Work to do —
Find and return each line containing "Governor".

Data records —
################
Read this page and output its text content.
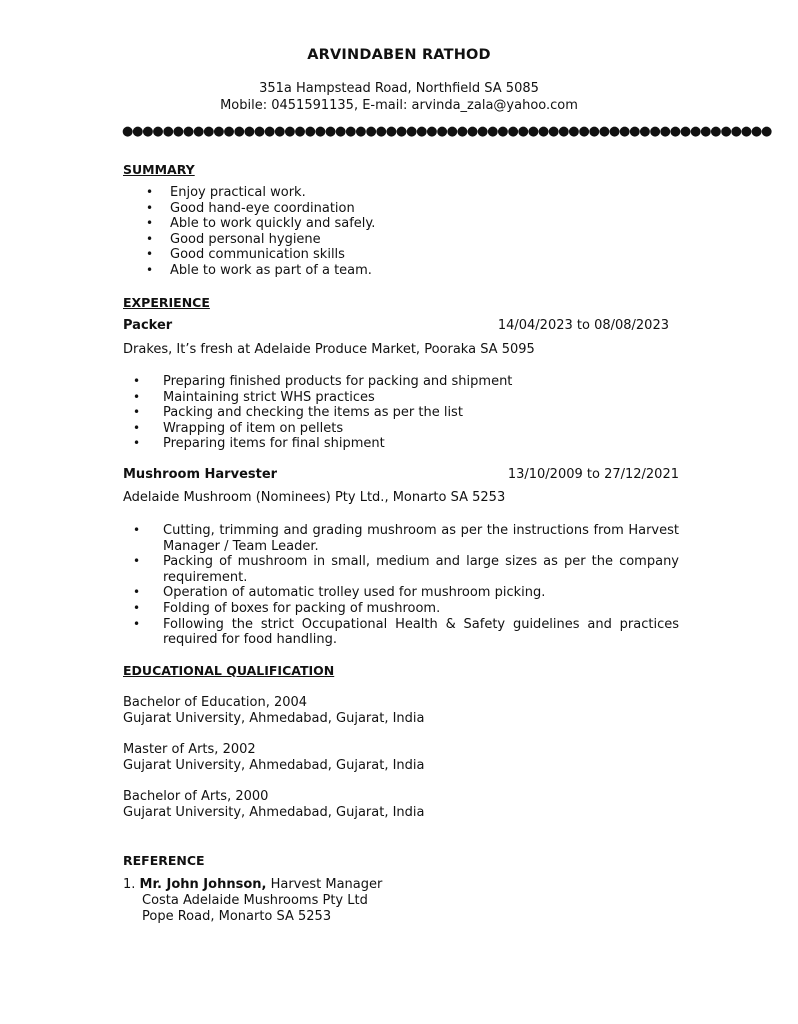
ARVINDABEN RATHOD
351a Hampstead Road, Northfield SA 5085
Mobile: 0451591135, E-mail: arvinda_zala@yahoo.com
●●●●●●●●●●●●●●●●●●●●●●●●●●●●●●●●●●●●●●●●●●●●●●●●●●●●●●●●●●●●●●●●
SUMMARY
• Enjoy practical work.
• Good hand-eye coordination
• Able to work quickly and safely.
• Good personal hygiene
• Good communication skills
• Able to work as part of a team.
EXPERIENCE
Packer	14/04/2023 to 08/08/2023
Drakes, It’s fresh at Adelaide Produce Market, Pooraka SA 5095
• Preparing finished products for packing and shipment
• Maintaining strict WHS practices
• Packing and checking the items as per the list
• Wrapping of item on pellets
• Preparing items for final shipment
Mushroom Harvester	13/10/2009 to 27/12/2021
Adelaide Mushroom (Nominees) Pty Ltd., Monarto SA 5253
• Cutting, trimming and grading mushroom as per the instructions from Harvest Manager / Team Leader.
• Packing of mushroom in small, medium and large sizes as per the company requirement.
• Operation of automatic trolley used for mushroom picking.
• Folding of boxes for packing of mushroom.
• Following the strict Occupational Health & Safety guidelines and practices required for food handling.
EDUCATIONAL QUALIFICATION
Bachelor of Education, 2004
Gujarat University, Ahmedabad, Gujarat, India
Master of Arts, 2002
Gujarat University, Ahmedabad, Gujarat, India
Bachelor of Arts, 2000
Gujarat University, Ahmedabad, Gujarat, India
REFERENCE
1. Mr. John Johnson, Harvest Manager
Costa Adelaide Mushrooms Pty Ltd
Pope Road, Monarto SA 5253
################
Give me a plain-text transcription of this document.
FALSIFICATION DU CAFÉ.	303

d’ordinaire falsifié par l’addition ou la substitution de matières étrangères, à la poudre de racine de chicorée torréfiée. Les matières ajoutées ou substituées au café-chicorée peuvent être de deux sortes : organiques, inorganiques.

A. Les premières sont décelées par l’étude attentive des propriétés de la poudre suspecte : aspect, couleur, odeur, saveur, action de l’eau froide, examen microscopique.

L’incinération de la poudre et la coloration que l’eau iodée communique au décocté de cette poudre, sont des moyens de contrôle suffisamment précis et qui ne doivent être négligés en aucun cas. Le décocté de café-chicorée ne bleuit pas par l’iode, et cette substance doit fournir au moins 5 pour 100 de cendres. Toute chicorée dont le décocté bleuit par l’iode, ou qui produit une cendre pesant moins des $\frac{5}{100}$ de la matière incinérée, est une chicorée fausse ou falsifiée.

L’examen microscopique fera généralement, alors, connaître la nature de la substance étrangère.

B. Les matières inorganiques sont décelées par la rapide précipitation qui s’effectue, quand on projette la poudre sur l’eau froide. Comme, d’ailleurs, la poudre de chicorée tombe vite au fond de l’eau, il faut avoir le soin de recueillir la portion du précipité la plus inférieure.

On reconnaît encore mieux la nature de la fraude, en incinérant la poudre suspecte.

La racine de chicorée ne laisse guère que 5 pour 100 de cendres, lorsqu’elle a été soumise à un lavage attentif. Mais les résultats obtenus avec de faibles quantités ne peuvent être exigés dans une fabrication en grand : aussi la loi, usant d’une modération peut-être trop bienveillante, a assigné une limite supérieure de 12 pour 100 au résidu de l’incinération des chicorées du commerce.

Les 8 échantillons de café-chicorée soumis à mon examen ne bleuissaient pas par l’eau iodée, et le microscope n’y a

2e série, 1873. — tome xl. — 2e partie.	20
################
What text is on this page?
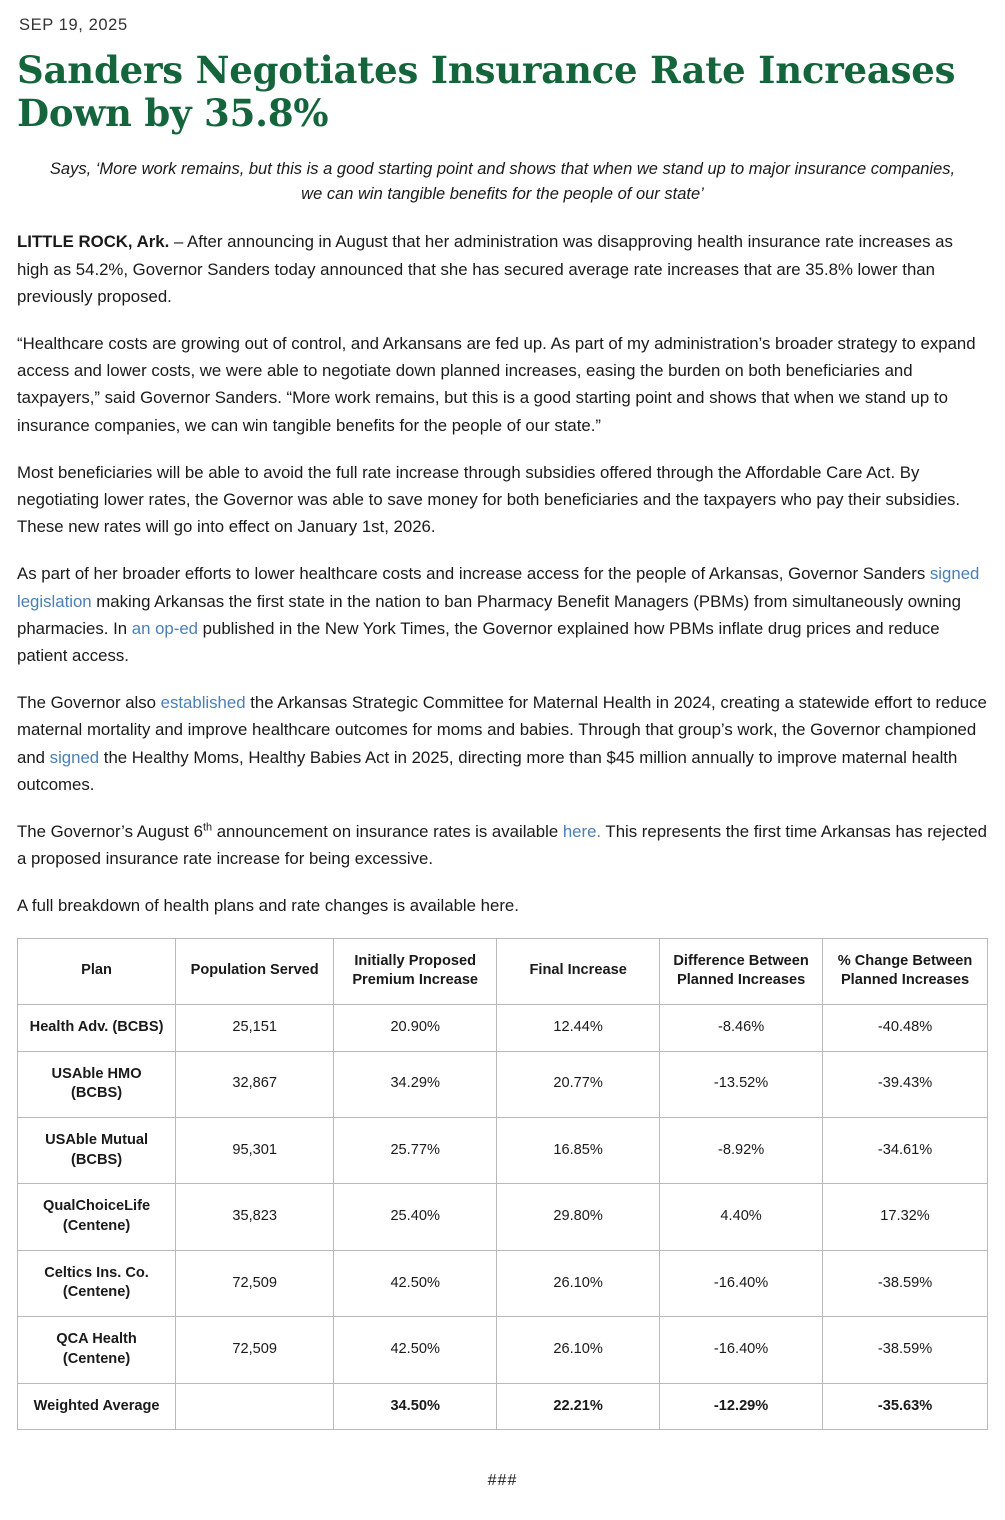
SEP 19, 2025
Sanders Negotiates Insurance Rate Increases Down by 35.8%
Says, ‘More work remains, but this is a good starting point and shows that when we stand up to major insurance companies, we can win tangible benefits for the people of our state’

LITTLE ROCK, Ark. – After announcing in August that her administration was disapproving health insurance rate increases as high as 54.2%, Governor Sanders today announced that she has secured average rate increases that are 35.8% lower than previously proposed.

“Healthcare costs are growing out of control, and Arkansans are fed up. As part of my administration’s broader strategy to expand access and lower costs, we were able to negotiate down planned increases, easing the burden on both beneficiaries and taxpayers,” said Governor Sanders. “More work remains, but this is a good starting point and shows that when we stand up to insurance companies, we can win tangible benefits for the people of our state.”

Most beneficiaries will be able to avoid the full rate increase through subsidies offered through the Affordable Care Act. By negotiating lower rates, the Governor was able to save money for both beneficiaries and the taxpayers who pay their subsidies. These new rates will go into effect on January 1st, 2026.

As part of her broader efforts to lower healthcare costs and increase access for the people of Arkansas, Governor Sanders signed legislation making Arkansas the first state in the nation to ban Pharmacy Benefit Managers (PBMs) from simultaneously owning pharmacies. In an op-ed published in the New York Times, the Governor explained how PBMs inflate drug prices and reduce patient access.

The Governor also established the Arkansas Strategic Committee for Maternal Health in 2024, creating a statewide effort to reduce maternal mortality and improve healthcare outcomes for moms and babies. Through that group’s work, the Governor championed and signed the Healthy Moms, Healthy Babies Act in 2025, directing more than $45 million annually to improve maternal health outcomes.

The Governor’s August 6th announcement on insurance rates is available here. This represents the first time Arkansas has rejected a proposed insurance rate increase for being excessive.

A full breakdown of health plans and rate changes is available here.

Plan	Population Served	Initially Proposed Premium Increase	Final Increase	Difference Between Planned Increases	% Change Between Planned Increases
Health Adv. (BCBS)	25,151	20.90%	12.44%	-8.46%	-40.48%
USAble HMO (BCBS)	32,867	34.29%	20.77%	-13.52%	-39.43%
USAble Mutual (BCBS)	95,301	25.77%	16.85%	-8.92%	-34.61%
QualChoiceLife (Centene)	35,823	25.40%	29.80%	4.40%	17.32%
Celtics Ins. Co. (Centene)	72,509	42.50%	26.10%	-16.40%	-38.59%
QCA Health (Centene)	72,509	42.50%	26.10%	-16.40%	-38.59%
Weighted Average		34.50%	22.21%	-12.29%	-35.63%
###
################
Completed task —
LITTLE ROCK, Ark. – After announcing in August that her administration was disapproving health insurance rate increases as high as 54.2%, Governor Sanders today announced that she has secured average rate increases that are 35.8% lower than previously proposed.
“Healthcare costs are growing out of control, and Arkansans are fed up. As part of my administration’s broader strategy to expand access and lower costs, we were able to negotiate down planned increases, easing the burden on both beneficiaries and taxpayers,” said Governor Sanders. “More work remains, but this is a good starting point and shows that when we stand up to insurance companies, we can win tangible benefits for the people of our state.”
Most beneficiaries will be able to avoid the full rate increase through subsidies offered through the Affordable Care Act. By negotiating lower rates, the Governor was able to save money for both beneficiaries and the taxpayers who pay their subsidies. These new rates will go into effect on January 1st, 2026.
As part of her broader efforts to lower healthcare costs and increase access for the people of Arkansas, Governor Sanders signed legislation making Arkansas the first state in the nation to ban Pharmacy Benefit Managers (PBMs) from simultaneously owning pharmacies. In an op-ed published in the New York Times, the Governor explained how PBMs inflate drug prices and reduce patient access.
The Governor also established the Arkansas Strategic Committee for Maternal Health in 2024, creating a statewide effort to reduce maternal mortality and improve healthcare outcomes for moms and babies. Through that group’s work, the Governor championed and signed the Healthy Moms, Healthy Babies Act in 2025, directing more than $45 million annually to improve maternal health outcomes.
The Governor’s August 6th announcement on insurance rates is available here. This represents the first time Arkansas has rejected a proposed insurance rate increase for being excessive.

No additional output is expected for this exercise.